» **RAW RECORDS**:
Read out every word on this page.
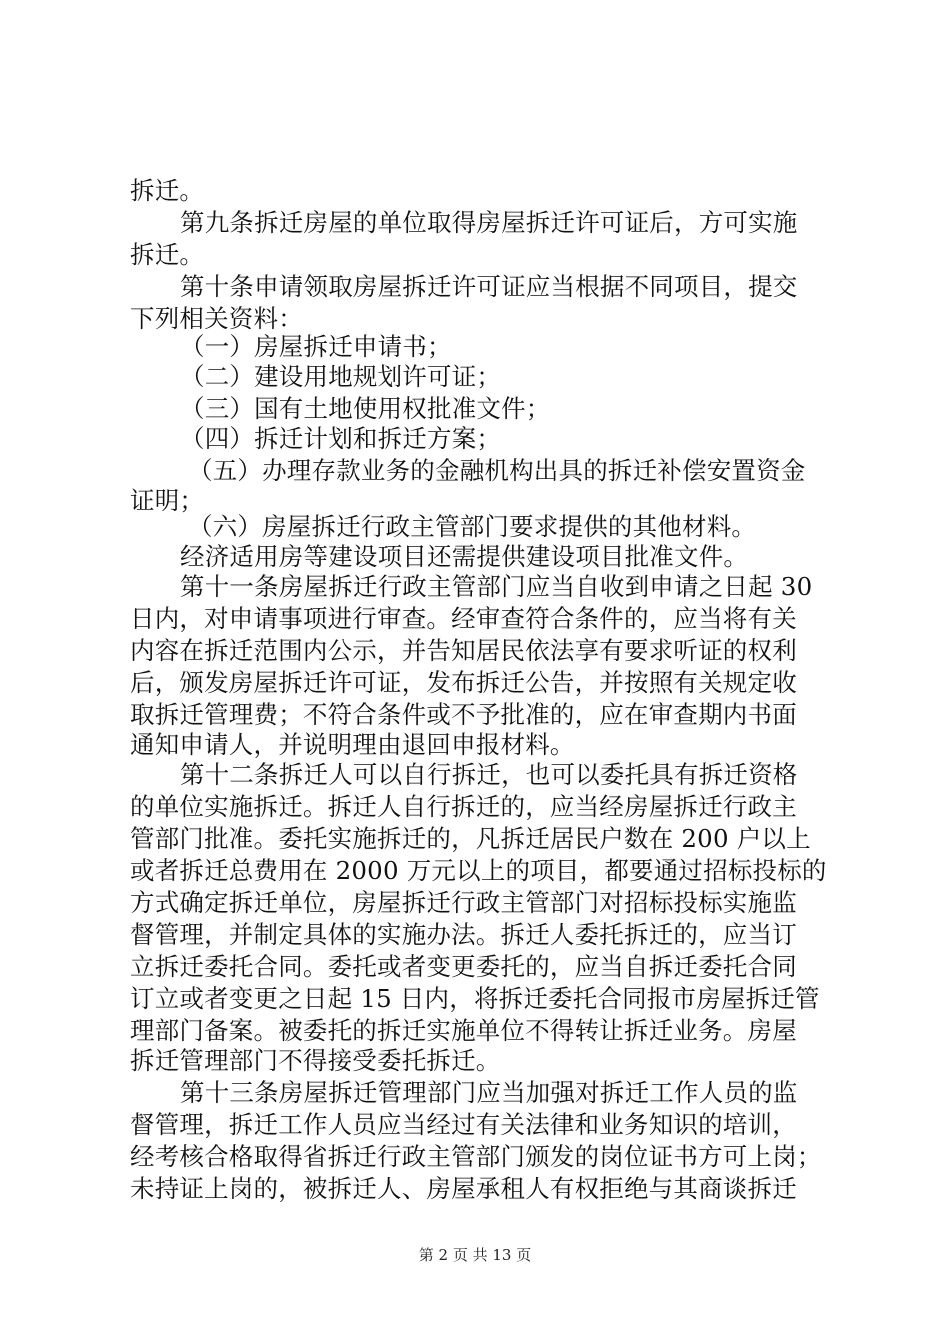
拆迁。
第九条拆迁房屋的单位取得房屋拆迁许可证后，方可实施
拆迁。
第十条申请领取房屋拆迁许可证应当根据不同项目，提交
下列相关资料：
（一）房屋拆迁申请书；
（二）建设用地规划许可证；
（三）国有土地使用权批准文件；
（四）拆迁计划和拆迁方案；
（五）办理存款业务的金融机构出具的拆迁补偿安置资金
证明；
（六）房屋拆迁行政主管部门要求提供的其他材料。
经济适用房等建设项目还需提供建设项目批准文件。
第十一条房屋拆迁行政主管部门应当自收到申请之日起 30
日内，对申请事项进行审查。经审查符合条件的，应当将有关
内容在拆迁范围内公示，并告知居民依法享有要求听证的权利
后，颁发房屋拆迁许可证，发布拆迁公告，并按照有关规定收
取拆迁管理费；不符合条件或不予批准的，应在审查期内书面
通知申请人，并说明理由退回申报材料。
第十二条拆迁人可以自行拆迁，也可以委托具有拆迁资格
的单位实施拆迁。拆迁人自行拆迁的，应当经房屋拆迁行政主
管部门批准。委托实施拆迁的，凡拆迁居民户数在 200 户以上
或者拆迁总费用在 2000 万元以上的项目，都要通过招标投标的
方式确定拆迁单位，房屋拆迁行政主管部门对招标投标实施监
督管理，并制定具体的实施办法。拆迁人委托拆迁的，应当订
立拆迁委托合同。委托或者变更委托的，应当自拆迁委托合同
订立或者变更之日起 15 日内，将拆迁委托合同报市房屋拆迁管
理部门备案。被委托的拆迁实施单位不得转让拆迁业务。房屋
拆迁管理部门不得接受委托拆迁。
第十三条房屋拆迁管理部门应当加强对拆迁工作人员的监
督管理，拆迁工作人员应当经过有关法律和业务知识的培训，
经考核合格取得省拆迁行政主管部门颁发的岗位证书方可上岗；
未持证上岗的，被拆迁人、房屋承租人有权拒绝与其商谈拆迁
第 2 页 共 13 页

» **REQUIREMENTS**: Your copy of the data above should match it exactly, except that pictures are left out.

» **WRITTEN SOLUTION**:
Read out every word on this page.
拆迁。
第九条拆迁房屋的单位取得房屋拆迁许可证后，方可实施
拆迁。
第十条申请领取房屋拆迁许可证应当根据不同项目，提交
下列相关资料：
（一）房屋拆迁申请书；
（二）建设用地规划许可证；
（三）国有土地使用权批准文件；
（四）拆迁计划和拆迁方案；
（五）办理存款业务的金融机构出具的拆迁补偿安置资金
证明；
（六）房屋拆迁行政主管部门要求提供的其他材料。
经济适用房等建设项目还需提供建设项目批准文件。
第十一条房屋拆迁行政主管部门应当自收到申请之日起 30
日内，对申请事项进行审查。经审查符合条件的，应当将有关
内容在拆迁范围内公示，并告知居民依法享有要求听证的权利
后，颁发房屋拆迁许可证，发布拆迁公告，并按照有关规定收
取拆迁管理费；不符合条件或不予批准的，应在审查期内书面
通知申请人，并说明理由退回申报材料。
第十二条拆迁人可以自行拆迁，也可以委托具有拆迁资格
的单位实施拆迁。拆迁人自行拆迁的，应当经房屋拆迁行政主
管部门批准。委托实施拆迁的，凡拆迁居民户数在 200 户以上
或者拆迁总费用在 2000 万元以上的项目，都要通过招标投标的
方式确定拆迁单位，房屋拆迁行政主管部门对招标投标实施监
督管理，并制定具体的实施办法。拆迁人委托拆迁的，应当订
立拆迁委托合同。委托或者变更委托的，应当自拆迁委托合同
订立或者变更之日起 15 日内，将拆迁委托合同报市房屋拆迁管
理部门备案。被委托的拆迁实施单位不得转让拆迁业务。房屋
拆迁管理部门不得接受委托拆迁。
第十三条房屋拆迁管理部门应当加强对拆迁工作人员的监
督管理，拆迁工作人员应当经过有关法律和业务知识的培训，
经考核合格取得省拆迁行政主管部门颁发的岗位证书方可上岗；
未持证上岗的，被拆迁人、房屋承租人有权拒绝与其商谈拆迁
第 2 页 共 13 页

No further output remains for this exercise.